§ **Exercise requirements**
Gather every line that includes the word "name", please.

[Saved data entries]
● ● ● ● ●
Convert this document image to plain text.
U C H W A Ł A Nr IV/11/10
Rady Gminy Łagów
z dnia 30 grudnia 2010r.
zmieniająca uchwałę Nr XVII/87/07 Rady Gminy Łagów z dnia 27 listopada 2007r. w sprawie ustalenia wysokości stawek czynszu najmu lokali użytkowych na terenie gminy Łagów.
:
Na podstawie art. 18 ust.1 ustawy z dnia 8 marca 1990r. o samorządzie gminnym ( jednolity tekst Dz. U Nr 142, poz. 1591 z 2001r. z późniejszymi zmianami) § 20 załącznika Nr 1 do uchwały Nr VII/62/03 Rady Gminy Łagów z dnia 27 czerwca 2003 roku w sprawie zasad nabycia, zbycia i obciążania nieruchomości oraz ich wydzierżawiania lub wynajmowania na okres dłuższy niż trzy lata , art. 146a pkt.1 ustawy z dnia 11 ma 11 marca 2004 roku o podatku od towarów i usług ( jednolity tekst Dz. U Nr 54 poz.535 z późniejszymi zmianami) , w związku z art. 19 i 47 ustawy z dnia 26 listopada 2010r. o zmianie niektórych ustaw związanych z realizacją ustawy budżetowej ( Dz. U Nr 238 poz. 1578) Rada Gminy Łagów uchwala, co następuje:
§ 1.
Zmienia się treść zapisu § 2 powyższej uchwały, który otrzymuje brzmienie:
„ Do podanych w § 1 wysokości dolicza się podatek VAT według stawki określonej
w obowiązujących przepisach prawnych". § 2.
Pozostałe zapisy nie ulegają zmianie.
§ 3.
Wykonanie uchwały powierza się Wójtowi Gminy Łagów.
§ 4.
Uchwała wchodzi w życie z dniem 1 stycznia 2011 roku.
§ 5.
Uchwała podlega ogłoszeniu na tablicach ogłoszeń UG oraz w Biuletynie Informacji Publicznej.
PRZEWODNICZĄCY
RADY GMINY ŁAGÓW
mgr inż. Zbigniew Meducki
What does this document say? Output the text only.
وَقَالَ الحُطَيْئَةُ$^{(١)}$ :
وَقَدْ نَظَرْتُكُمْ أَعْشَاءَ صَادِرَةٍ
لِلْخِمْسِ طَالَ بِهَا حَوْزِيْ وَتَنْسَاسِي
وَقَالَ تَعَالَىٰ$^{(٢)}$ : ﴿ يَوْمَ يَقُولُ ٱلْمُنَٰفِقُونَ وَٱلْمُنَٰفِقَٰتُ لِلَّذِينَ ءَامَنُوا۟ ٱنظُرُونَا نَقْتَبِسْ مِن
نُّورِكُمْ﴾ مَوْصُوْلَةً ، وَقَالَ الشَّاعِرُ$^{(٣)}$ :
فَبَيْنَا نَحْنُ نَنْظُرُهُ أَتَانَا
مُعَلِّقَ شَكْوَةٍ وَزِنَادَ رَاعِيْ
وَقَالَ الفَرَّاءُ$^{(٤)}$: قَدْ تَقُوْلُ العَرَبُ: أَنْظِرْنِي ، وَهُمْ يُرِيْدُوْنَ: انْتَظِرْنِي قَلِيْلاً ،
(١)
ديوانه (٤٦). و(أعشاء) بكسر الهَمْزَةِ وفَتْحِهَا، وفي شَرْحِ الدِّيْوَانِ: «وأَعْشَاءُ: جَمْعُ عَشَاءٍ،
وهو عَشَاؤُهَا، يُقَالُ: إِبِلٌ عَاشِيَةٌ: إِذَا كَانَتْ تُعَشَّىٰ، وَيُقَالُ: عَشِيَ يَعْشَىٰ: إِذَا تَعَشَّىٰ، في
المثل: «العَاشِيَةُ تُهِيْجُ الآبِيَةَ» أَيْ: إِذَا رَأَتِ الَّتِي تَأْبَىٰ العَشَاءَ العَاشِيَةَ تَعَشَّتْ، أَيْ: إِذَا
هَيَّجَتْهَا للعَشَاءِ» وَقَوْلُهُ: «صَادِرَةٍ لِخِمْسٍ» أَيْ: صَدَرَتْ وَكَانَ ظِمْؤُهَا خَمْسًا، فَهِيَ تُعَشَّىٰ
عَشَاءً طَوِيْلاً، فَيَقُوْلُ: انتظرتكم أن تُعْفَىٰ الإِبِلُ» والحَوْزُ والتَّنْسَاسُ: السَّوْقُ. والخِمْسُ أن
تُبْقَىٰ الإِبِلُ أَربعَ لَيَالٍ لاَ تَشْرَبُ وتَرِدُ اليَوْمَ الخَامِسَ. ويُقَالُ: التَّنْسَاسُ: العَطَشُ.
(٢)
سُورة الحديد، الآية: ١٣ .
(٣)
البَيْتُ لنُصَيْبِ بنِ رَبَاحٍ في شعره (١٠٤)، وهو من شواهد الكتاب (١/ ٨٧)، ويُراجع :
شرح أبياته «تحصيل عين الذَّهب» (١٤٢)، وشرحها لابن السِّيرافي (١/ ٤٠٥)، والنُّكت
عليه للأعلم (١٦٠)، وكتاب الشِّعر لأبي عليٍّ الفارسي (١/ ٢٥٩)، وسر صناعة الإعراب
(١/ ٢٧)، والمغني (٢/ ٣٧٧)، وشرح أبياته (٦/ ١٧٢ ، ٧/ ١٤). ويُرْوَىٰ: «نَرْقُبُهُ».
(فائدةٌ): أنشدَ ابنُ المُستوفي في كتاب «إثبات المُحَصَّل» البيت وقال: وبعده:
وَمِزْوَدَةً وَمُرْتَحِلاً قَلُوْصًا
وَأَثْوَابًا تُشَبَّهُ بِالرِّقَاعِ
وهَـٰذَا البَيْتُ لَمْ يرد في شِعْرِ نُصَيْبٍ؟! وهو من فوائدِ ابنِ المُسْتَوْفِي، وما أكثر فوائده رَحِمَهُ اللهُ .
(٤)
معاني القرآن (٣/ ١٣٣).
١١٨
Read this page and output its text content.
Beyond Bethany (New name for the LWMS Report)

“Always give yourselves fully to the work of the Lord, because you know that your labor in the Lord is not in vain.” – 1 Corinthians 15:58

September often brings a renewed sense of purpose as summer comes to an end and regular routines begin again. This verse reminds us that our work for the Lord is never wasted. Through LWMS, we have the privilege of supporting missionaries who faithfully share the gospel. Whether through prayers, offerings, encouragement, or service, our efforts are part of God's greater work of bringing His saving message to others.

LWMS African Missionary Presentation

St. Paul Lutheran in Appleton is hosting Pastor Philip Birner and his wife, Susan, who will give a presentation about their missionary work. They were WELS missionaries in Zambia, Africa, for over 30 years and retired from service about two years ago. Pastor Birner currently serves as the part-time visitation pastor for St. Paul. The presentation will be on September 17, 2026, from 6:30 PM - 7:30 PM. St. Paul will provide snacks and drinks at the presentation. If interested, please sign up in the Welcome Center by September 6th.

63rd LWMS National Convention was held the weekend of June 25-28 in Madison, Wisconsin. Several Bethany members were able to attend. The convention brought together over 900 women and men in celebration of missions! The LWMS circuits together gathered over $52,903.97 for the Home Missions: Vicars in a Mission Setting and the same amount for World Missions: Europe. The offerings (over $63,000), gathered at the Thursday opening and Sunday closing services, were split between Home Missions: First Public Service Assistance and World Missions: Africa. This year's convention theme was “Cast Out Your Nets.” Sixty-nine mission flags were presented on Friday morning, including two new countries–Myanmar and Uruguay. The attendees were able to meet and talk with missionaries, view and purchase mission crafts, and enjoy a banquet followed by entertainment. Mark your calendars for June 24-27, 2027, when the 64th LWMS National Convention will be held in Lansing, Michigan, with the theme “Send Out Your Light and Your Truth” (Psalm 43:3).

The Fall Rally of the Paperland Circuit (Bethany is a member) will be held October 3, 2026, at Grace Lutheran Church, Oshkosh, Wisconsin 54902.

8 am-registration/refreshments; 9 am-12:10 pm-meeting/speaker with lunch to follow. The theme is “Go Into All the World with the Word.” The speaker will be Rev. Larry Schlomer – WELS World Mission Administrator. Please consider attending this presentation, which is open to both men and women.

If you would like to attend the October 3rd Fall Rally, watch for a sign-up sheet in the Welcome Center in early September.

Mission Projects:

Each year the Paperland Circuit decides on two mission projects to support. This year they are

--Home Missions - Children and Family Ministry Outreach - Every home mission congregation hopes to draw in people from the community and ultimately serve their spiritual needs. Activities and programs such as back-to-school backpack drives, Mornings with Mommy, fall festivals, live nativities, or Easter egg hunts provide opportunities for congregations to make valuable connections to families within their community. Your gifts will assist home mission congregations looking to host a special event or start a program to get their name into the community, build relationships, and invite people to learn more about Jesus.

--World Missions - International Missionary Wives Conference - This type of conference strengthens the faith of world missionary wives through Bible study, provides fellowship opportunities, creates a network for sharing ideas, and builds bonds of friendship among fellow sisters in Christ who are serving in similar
● ● ● ● ●
§ **Answer below**
Beyond Bethany (New name for the LWMS Report)
--Home Missions - Children and Family Ministry Outreach - Every home mission congregation hopes to draw in people from the community and ultimately serve their spiritual needs. Activities and programs such as back-to-school backpack drives, Mornings with Mommy, fall festivals, live nativities, or Easter egg hunts provide opportunities for congregations to make valuable connections to families within their community. Your gifts will assist home mission congregations looking to host a special event or start a program to get their name into the community, build relationships, and invite people to learn more about Jesus.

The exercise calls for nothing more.